*INFORMATION SHOWN:*

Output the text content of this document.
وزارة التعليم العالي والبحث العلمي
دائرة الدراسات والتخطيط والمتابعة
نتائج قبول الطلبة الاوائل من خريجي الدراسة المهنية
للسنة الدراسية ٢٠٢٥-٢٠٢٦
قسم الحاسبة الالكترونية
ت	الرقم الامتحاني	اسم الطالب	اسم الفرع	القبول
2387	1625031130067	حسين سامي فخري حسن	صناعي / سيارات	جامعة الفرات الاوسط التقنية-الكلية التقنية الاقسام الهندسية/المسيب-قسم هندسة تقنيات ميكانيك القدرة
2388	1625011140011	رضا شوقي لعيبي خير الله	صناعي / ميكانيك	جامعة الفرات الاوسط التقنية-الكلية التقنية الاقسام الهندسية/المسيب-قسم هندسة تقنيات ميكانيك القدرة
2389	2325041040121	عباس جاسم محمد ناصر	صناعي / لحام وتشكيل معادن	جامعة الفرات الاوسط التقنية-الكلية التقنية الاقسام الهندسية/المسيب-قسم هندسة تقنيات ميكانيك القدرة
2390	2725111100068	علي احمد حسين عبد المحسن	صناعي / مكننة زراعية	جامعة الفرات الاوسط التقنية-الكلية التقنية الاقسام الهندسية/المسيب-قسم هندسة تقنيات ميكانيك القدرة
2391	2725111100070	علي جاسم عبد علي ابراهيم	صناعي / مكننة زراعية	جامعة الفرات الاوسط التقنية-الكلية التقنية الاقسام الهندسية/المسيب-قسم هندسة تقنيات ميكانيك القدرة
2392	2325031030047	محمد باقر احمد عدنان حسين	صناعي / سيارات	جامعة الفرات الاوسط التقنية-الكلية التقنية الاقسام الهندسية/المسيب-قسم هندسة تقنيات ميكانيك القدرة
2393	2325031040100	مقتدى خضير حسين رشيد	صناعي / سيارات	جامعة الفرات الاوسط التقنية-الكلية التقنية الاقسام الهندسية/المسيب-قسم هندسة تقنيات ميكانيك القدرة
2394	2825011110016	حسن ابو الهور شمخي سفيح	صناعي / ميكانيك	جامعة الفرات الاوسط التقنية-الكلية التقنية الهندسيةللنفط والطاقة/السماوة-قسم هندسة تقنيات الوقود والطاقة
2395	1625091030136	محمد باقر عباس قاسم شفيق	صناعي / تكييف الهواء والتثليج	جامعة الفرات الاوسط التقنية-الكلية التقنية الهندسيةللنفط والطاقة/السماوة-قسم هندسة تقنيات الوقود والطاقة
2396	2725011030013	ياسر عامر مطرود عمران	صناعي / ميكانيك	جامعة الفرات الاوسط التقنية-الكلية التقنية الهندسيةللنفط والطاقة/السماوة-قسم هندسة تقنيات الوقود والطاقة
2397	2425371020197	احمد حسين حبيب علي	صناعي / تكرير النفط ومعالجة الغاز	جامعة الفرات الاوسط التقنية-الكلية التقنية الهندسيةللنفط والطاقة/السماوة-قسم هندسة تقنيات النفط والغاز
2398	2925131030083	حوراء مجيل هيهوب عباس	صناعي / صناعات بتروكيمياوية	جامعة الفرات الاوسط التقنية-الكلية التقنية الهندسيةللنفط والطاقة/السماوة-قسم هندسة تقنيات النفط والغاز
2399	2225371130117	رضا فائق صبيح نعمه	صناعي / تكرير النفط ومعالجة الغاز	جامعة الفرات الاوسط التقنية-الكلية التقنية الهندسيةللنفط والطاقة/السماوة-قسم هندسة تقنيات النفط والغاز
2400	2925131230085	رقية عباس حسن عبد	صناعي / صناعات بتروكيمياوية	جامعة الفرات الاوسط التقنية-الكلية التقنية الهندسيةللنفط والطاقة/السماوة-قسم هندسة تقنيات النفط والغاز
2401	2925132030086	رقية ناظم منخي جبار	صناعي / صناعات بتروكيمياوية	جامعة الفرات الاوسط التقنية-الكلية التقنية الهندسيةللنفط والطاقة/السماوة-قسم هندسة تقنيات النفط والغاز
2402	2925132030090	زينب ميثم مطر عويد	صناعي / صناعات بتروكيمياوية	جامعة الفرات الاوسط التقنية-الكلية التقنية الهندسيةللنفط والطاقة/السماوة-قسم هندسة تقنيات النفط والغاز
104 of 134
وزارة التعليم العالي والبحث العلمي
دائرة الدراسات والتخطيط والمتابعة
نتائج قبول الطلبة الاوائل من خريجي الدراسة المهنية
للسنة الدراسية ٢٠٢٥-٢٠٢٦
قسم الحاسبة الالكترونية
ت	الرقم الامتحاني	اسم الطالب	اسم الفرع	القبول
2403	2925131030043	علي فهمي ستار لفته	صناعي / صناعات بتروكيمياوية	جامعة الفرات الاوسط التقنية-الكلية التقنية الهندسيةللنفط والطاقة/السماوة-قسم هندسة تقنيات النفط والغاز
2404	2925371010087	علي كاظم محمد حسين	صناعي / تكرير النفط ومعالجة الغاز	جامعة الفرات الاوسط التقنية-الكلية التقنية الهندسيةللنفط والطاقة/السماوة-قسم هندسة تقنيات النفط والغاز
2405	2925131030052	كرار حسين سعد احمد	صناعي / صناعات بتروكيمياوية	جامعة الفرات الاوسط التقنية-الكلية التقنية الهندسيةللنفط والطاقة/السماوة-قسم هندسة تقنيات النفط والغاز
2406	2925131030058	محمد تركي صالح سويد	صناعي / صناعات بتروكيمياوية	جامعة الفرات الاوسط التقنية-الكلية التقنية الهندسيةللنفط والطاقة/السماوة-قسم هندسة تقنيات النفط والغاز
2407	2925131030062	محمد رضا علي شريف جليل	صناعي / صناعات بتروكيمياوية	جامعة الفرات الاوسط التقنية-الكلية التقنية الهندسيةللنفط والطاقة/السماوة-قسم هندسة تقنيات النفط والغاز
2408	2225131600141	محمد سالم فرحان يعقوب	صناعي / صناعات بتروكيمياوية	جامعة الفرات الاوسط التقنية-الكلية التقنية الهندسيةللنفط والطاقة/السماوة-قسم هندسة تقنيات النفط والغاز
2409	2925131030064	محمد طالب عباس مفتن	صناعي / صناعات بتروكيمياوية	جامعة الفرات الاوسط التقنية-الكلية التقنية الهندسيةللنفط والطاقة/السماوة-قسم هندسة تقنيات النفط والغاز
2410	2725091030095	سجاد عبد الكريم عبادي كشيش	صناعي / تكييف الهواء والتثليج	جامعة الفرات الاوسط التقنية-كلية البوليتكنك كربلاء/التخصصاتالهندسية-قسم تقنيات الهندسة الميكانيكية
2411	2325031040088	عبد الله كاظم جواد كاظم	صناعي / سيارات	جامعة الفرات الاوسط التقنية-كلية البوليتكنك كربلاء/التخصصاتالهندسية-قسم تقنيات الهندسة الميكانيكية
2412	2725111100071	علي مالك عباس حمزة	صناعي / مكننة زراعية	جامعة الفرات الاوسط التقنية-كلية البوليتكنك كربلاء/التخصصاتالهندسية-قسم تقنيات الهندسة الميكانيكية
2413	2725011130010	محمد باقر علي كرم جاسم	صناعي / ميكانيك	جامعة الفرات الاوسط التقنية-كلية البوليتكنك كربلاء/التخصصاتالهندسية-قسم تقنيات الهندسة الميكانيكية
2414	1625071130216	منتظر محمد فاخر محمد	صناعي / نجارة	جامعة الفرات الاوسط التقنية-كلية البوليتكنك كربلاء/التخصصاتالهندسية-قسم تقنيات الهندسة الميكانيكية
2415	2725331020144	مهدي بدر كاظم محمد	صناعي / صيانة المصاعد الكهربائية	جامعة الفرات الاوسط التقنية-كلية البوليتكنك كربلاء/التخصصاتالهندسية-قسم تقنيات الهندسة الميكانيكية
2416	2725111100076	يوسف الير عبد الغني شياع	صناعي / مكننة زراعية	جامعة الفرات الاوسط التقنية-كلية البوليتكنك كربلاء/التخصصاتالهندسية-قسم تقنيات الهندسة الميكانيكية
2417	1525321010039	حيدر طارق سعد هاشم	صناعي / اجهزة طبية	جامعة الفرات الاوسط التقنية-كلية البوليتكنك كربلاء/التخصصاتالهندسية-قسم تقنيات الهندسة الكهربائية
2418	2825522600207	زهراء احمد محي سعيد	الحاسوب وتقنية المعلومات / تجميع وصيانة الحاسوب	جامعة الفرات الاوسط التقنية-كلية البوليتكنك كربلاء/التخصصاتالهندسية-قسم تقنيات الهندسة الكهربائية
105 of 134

*REQUIREMENTS:*
Extract each line holding the string "الله".

*TASK ANSWER:*
2388	1625011140011	رضا شوقي لعيبي خير الله	صناعي / ميكانيك	جامعة الفرات الاوسط التقنية-الكلية التقنية الاقسام الهندسية/المسيب-قسم هندسة تقنيات ميكانيك القدرة
2411	2325031040088	عبد الله كاظم جواد كاظم	صناعي / سيارات	جامعة الفرات الاوسط التقنية-كلية البوليتكنك كربلاء/التخصصاتالهندسية-قسم تقنيات الهندسة الميكانيكية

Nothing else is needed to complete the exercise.